Copy out all the lines where "County" shows up.

* _EXTRACTED RECORDS_
▼▼▼

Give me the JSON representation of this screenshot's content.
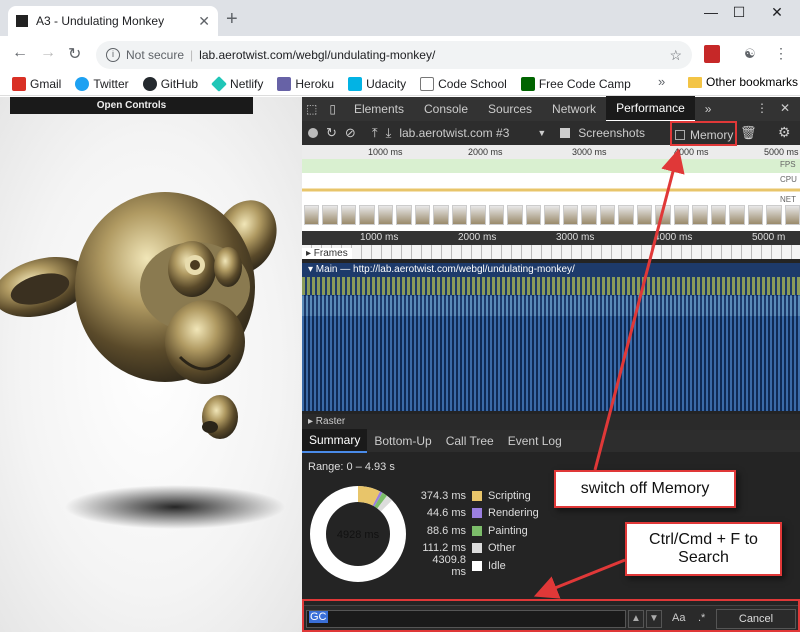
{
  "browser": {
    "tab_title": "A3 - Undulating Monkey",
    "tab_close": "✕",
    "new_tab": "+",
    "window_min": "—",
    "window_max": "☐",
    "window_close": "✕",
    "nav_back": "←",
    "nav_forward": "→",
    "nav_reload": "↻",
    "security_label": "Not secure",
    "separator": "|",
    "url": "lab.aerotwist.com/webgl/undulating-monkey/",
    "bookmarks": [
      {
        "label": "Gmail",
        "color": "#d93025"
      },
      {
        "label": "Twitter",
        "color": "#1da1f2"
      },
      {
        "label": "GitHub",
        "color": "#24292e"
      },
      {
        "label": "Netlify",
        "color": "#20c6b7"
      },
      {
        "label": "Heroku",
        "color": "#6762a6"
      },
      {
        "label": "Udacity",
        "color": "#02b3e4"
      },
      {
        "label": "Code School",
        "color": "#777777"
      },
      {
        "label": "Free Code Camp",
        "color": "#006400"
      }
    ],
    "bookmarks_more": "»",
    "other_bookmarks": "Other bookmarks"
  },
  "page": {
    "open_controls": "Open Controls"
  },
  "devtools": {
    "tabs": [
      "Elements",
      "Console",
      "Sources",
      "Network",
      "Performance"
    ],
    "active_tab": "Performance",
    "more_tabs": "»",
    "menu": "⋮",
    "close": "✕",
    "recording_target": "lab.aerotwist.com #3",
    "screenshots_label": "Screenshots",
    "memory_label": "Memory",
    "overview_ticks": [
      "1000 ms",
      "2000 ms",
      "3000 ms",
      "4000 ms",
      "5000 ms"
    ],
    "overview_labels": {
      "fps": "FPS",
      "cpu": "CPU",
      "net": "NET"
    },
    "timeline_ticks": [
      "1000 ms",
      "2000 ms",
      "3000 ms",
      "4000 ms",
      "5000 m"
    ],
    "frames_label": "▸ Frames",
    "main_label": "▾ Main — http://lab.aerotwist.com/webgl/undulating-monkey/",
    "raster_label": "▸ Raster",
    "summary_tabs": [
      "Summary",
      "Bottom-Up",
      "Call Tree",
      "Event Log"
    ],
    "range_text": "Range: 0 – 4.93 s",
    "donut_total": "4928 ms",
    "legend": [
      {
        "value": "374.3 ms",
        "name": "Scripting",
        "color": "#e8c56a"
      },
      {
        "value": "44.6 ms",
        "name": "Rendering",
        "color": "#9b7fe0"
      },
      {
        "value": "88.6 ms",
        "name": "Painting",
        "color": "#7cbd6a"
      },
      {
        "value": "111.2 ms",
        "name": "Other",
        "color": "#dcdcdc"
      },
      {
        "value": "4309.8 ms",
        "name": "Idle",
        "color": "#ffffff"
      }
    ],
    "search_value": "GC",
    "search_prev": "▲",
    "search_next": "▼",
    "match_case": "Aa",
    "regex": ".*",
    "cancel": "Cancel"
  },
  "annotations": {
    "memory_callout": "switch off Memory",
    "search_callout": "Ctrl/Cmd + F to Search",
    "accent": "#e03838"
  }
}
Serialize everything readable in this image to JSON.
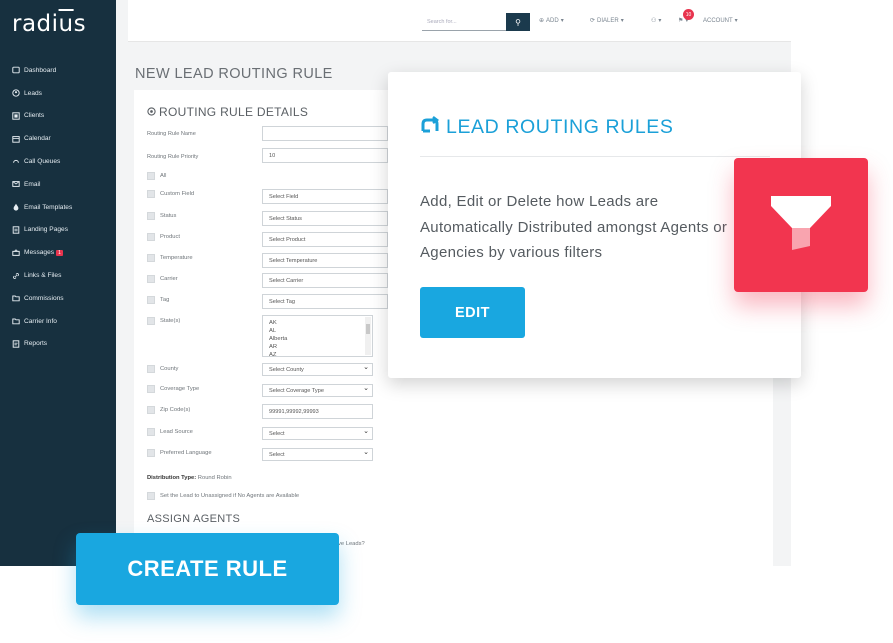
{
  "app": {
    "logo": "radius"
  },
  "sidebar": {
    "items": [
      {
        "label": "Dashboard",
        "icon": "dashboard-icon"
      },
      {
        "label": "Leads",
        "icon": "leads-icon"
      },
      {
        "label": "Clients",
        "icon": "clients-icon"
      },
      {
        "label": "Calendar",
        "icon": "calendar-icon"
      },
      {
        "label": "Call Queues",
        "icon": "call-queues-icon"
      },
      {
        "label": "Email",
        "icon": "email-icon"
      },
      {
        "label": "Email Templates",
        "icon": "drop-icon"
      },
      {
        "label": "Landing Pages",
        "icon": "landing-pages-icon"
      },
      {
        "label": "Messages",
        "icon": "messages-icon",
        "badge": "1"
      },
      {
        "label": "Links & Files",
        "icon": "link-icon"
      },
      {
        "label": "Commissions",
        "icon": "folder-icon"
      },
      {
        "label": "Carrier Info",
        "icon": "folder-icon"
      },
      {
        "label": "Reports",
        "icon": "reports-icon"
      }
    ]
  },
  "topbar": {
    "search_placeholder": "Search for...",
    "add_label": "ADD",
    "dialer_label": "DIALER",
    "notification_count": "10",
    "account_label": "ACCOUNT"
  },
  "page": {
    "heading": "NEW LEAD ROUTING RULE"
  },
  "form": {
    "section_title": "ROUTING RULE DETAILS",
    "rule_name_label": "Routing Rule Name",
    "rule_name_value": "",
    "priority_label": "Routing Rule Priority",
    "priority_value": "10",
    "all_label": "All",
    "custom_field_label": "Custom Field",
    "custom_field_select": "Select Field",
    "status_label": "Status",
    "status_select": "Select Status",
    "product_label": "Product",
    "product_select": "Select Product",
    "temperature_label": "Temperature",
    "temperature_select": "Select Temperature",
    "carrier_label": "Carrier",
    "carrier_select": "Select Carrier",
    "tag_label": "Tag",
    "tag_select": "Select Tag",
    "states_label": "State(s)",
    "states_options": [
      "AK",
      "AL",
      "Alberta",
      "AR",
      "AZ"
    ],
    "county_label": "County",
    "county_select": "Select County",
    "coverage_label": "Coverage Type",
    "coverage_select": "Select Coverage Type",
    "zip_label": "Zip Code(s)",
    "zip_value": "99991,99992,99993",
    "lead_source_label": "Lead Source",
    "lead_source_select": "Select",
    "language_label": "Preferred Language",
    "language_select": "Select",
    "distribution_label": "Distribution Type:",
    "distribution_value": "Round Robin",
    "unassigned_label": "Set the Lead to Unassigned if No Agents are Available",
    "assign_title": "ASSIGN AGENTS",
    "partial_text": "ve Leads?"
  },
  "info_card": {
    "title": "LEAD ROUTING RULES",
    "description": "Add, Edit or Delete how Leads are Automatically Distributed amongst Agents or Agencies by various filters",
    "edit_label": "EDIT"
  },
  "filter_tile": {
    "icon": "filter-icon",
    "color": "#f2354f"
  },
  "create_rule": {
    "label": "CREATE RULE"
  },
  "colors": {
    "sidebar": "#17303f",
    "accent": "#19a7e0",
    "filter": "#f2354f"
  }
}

▲▲▲

* _EXERCISE OUTPUT_
    "county_label": "County",
    "county_select": "Select County",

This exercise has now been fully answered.